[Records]
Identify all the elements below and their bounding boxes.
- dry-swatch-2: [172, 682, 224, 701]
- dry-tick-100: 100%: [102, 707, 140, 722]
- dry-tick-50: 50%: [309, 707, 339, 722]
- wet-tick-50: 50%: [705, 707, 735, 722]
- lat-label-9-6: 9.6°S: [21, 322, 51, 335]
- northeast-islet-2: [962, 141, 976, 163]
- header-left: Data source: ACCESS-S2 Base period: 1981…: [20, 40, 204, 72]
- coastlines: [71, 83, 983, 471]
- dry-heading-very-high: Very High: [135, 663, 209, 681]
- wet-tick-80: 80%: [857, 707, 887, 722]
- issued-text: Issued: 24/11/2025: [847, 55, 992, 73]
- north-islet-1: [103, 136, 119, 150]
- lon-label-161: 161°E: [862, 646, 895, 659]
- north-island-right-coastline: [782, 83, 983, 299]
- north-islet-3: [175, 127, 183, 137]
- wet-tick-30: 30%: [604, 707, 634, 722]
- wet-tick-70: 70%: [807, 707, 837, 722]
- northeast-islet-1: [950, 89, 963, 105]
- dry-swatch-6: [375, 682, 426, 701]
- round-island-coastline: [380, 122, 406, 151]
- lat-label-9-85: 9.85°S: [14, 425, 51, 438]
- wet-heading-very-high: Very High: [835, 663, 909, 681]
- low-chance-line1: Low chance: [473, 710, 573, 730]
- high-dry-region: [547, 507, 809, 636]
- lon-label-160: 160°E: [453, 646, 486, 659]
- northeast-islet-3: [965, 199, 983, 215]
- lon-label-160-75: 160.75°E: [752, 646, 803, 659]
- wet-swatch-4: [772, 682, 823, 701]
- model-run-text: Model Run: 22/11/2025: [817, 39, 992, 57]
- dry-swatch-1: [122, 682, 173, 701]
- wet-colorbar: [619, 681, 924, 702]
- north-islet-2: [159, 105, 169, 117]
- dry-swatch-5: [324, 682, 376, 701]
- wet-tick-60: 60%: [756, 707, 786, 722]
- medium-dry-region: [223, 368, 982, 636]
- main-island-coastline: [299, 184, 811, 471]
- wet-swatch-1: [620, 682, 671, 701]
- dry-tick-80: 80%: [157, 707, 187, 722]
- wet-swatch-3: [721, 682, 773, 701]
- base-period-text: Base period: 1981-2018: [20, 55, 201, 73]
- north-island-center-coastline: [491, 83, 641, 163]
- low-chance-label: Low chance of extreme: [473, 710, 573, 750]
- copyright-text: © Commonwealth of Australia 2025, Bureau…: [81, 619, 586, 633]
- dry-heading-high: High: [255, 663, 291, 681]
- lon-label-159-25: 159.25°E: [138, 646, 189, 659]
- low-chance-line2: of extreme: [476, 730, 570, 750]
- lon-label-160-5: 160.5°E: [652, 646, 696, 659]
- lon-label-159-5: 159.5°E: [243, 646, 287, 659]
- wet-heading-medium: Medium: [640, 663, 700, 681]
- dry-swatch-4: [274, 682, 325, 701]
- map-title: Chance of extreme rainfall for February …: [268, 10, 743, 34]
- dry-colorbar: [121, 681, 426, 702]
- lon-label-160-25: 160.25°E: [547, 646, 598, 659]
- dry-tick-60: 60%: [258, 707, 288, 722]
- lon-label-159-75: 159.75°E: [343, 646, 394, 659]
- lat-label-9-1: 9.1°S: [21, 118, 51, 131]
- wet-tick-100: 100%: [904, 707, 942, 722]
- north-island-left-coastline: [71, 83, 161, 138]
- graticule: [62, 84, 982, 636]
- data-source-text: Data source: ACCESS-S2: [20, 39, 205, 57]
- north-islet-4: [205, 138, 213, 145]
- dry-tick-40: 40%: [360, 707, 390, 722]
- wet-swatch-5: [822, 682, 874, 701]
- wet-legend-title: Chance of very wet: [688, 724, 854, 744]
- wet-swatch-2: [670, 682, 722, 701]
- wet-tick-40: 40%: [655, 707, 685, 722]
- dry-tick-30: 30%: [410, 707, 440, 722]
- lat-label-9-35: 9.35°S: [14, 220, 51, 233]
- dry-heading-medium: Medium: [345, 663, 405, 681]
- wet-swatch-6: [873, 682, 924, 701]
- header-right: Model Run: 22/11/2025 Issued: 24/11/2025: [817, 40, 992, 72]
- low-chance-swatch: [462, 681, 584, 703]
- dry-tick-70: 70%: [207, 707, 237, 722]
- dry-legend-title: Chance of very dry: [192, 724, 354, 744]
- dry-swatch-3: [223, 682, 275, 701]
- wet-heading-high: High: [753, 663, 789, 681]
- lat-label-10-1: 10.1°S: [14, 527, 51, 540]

_WHAT IS EXPECTED:_ Extract every line in the rows above that contains the string "title".

_FULL RESPONSE:_
- map-title: Chance of extreme rainfall for February …: [268, 10, 743, 34]
- wet-legend-title: Chance of very wet: [688, 724, 854, 744]
- dry-legend-title: Chance of very dry: [192, 724, 354, 744]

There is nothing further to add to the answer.